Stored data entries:

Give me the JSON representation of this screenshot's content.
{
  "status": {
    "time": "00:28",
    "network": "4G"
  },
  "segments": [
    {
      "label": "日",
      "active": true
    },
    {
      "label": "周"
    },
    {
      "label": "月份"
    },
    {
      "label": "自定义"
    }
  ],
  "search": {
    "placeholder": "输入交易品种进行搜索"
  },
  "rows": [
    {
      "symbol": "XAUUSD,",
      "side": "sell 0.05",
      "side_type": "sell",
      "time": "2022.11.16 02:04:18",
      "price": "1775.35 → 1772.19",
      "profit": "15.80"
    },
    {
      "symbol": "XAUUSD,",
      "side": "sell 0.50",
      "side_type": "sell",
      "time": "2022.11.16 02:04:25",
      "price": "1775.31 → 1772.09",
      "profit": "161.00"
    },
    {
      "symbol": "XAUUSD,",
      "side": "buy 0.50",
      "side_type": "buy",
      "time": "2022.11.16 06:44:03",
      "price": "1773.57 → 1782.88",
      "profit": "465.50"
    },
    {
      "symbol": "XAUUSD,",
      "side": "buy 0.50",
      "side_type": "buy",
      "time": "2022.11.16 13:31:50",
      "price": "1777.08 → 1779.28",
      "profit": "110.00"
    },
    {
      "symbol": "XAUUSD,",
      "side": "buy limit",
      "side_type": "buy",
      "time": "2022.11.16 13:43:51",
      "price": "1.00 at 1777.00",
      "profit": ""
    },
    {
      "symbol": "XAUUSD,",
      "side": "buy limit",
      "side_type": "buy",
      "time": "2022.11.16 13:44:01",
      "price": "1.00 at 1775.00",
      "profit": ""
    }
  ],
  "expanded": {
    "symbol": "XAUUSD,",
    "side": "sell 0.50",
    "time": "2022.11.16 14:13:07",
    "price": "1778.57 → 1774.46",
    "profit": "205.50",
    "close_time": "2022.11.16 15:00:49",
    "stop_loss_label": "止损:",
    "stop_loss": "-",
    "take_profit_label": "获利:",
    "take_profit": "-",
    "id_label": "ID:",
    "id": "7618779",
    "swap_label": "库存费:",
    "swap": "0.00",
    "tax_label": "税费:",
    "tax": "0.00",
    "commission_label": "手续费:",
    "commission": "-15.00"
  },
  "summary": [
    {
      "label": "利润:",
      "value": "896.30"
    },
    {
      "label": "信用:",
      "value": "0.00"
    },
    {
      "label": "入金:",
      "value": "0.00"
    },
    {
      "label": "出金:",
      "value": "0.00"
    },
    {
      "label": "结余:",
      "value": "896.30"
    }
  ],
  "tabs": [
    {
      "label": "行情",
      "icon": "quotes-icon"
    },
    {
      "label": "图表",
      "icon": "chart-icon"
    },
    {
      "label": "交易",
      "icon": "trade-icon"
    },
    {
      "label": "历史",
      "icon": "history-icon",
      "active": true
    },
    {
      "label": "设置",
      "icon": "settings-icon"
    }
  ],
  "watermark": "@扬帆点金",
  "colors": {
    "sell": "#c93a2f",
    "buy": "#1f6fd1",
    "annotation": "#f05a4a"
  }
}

...

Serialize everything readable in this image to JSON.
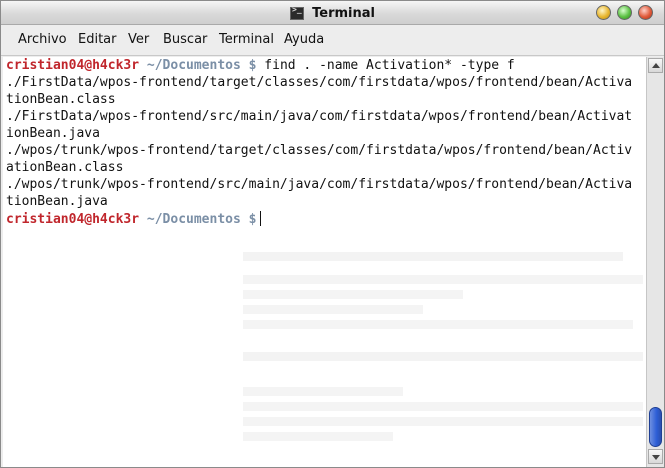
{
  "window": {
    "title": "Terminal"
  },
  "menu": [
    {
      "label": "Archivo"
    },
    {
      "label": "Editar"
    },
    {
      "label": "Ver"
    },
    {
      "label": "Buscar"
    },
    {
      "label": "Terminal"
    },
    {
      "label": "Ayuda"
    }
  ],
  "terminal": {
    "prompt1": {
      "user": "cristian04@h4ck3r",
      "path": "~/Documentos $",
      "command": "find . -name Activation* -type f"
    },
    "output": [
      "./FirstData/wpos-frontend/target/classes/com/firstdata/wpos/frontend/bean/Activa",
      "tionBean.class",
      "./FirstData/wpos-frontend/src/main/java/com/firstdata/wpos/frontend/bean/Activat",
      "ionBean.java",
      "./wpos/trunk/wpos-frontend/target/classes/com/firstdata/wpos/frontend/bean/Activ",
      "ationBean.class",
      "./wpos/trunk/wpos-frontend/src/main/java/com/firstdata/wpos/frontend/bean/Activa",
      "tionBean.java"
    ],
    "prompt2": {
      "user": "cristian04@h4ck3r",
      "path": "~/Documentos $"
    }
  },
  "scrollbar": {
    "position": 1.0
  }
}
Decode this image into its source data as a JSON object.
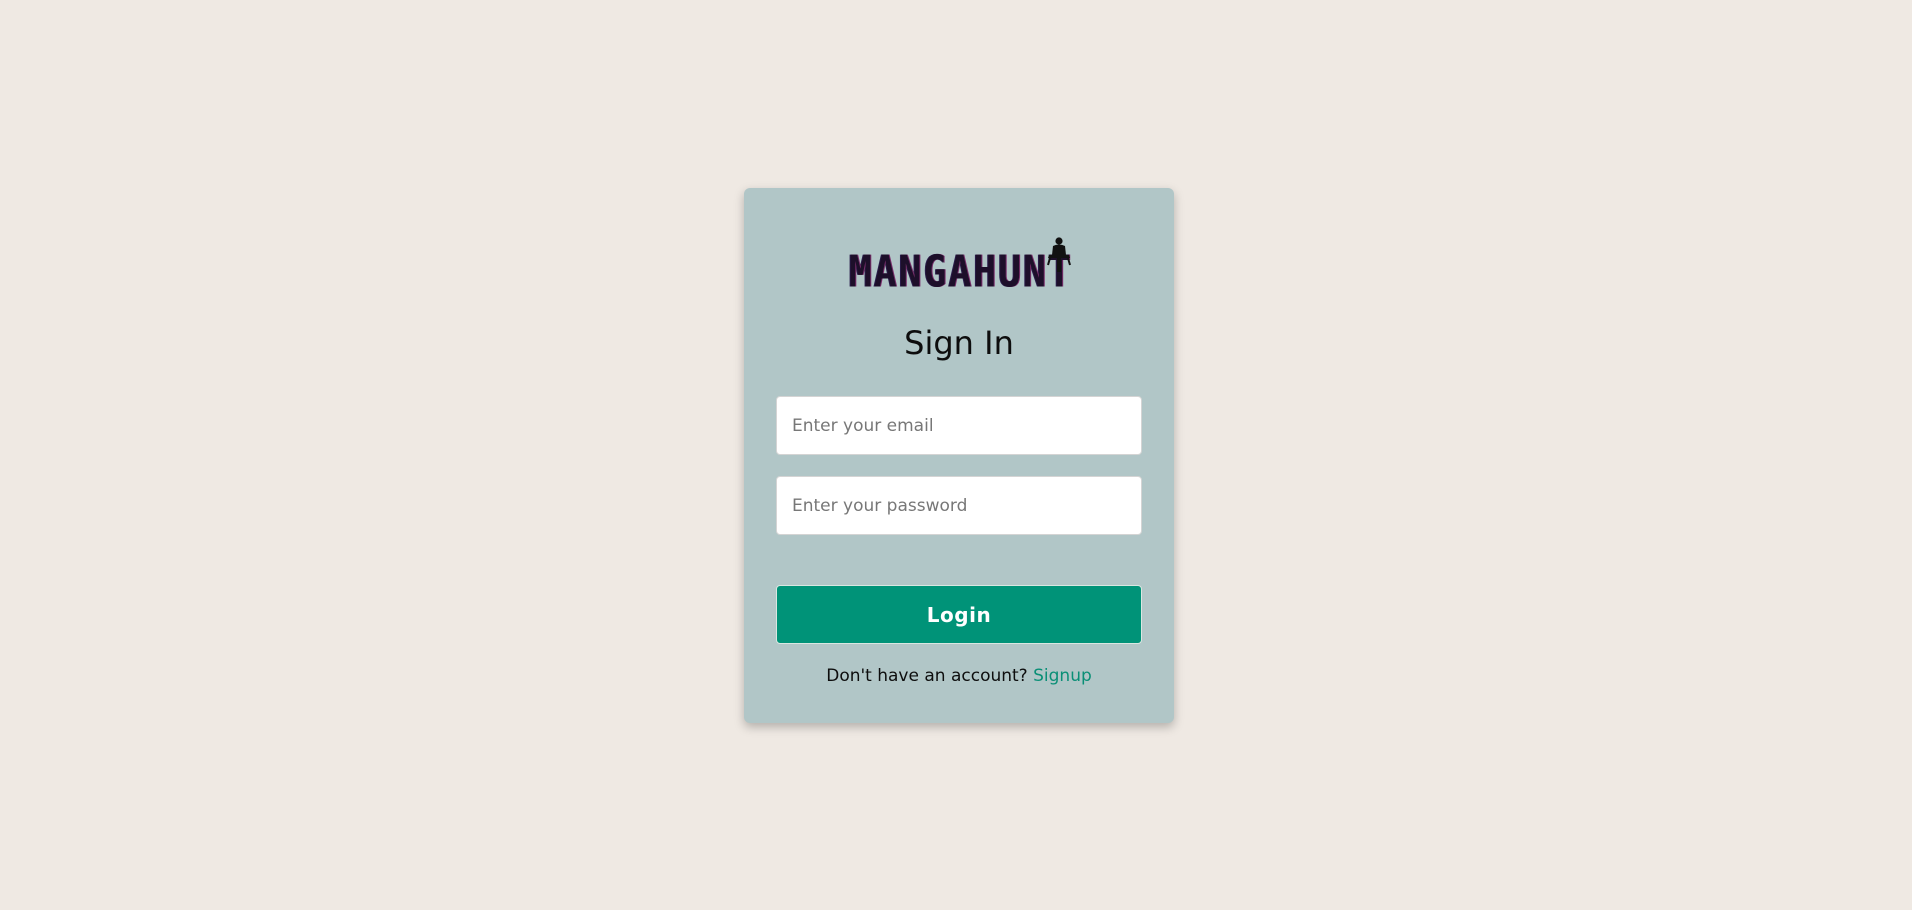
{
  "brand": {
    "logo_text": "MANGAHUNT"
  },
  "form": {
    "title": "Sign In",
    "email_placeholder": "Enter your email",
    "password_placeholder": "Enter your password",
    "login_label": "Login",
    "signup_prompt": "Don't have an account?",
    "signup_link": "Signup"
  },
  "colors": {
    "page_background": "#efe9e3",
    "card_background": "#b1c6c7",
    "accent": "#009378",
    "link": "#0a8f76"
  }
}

## Written exercise
Across the records above, count the lines holding "classes" and reply with that number alone.

## Output
2